== STATED EXERCISE ==
Transcribe the full listing below exactly.

(Data records)
★ ★ ★ ★ ★

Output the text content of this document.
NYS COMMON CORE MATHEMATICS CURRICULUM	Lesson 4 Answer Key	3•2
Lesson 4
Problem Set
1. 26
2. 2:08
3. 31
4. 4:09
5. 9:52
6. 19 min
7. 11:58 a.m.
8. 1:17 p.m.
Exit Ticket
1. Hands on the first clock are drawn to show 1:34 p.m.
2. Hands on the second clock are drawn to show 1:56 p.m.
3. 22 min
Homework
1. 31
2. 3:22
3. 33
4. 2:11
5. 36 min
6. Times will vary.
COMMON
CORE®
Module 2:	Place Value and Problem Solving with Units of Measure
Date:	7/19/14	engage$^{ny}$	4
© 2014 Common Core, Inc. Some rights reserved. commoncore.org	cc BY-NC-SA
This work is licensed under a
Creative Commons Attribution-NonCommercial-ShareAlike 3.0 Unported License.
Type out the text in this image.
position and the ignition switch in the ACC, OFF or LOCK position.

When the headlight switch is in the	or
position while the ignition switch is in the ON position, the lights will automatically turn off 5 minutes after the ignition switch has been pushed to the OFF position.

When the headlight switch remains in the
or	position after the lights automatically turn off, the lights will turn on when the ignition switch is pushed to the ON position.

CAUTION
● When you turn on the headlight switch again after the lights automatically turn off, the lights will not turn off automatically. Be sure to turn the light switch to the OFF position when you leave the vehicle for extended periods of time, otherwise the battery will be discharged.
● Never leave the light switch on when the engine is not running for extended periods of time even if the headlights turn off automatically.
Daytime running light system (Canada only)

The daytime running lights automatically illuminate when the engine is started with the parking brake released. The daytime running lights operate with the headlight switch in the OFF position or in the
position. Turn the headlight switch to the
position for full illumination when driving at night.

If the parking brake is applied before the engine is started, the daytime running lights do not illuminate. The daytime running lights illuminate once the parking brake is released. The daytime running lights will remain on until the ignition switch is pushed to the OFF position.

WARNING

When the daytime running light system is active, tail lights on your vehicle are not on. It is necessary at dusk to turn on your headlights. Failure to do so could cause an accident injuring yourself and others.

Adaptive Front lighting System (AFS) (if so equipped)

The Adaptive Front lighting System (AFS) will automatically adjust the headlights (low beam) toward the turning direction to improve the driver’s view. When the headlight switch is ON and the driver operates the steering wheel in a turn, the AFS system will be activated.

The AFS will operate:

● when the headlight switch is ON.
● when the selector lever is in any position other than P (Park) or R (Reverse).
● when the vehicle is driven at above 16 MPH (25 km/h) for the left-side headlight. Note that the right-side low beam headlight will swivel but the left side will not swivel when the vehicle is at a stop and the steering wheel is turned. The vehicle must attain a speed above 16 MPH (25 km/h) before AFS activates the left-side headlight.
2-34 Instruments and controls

★ ★ ★ ★ ★

== THE RESPONSE ==
Output the text content of this document.
NYS COMMON CORE MATHEMATICS CURRICULUM	Lesson 4 Answer Key	3•2
Lesson 4
Problem Set
1. 26
2. 2:08
3. 31
4. 4:09
5. 9:52
6. 19 min
7. 11:58 a.m.
8. 1:17 p.m.
Exit Ticket
1. Hands on the first clock are drawn to show 1:34 p.m.
2. Hands on the second clock are drawn to show 1:56 p.m.
3. 22 min
Homework
1. 31
2. 3:22
3. 33
4. 2:11
5. 36 min
6. Times will vary.
COMMON
CORE®
Module 2:	Place Value and Problem Solving with Units of Measure
Date:	7/19/14	engage$^{ny}$	4
© 2014 Common Core, Inc. Some rights reserved. commoncore.org	cc BY-NC-SA
This work is licensed under a
Creative Commons Attribution-NonCommercial-ShareAlike 3.0 Unported License.
Type out the text in this image.
position and the ignition switch in the ACC, OFF or LOCK position.

When the headlight switch is in the	or
position while the ignition switch is in the ON position, the lights will automatically turn off 5 minutes after the ignition switch has been pushed to the OFF position.

When the headlight switch remains in the
or	position after the lights automatically turn off, the lights will turn on when the ignition switch is pushed to the ON position.

CAUTION
● When you turn on the headlight switch again after the lights automatically turn off, the lights will not turn off automatically. Be sure to turn the light switch to the OFF position when you leave the vehicle for extended periods of time, otherwise the battery will be discharged.
● Never leave the light switch on when the engine is not running for extended periods of time even if the headlights turn off automatically.
Daytime running light system (Canada only)

The daytime running lights automatically illuminate when the engine is started with the parking brake released. The daytime running lights operate with the headlight switch in the OFF position or in the
position. Turn the headlight switch to the
position for full illumination when driving at night.

If the parking brake is applied before the engine is started, the daytime running lights do not illuminate. The daytime running lights illuminate once the parking brake is released. The daytime running lights will remain on until the ignition switch is pushed to the OFF position.

WARNING

When the daytime running light system is active, tail lights on your vehicle are not on. It is necessary at dusk to turn on your headlights. Failure to do so could cause an accident injuring yourself and others.

Adaptive Front lighting System (AFS) (if so equipped)

The Adaptive Front lighting System (AFS) will automatically adjust the headlights (low beam) toward the turning direction to improve the driver’s view. When the headlight switch is ON and the driver operates the steering wheel in a turn, the AFS system will be activated.

The AFS will operate:

● when the headlight switch is ON.
● when the selector lever is in any position other than P (Park) or R (Reverse).
● when the vehicle is driven at above 16 MPH (25 km/h) for the left-side headlight. Note that the right-side low beam headlight will swivel but the left side will not swivel when the vehicle is at a stop and the steering wheel is turned. The vehicle must attain a speed above 16 MPH (25 km/h) before AFS activates the left-side headlight.
2-34 Instruments and controls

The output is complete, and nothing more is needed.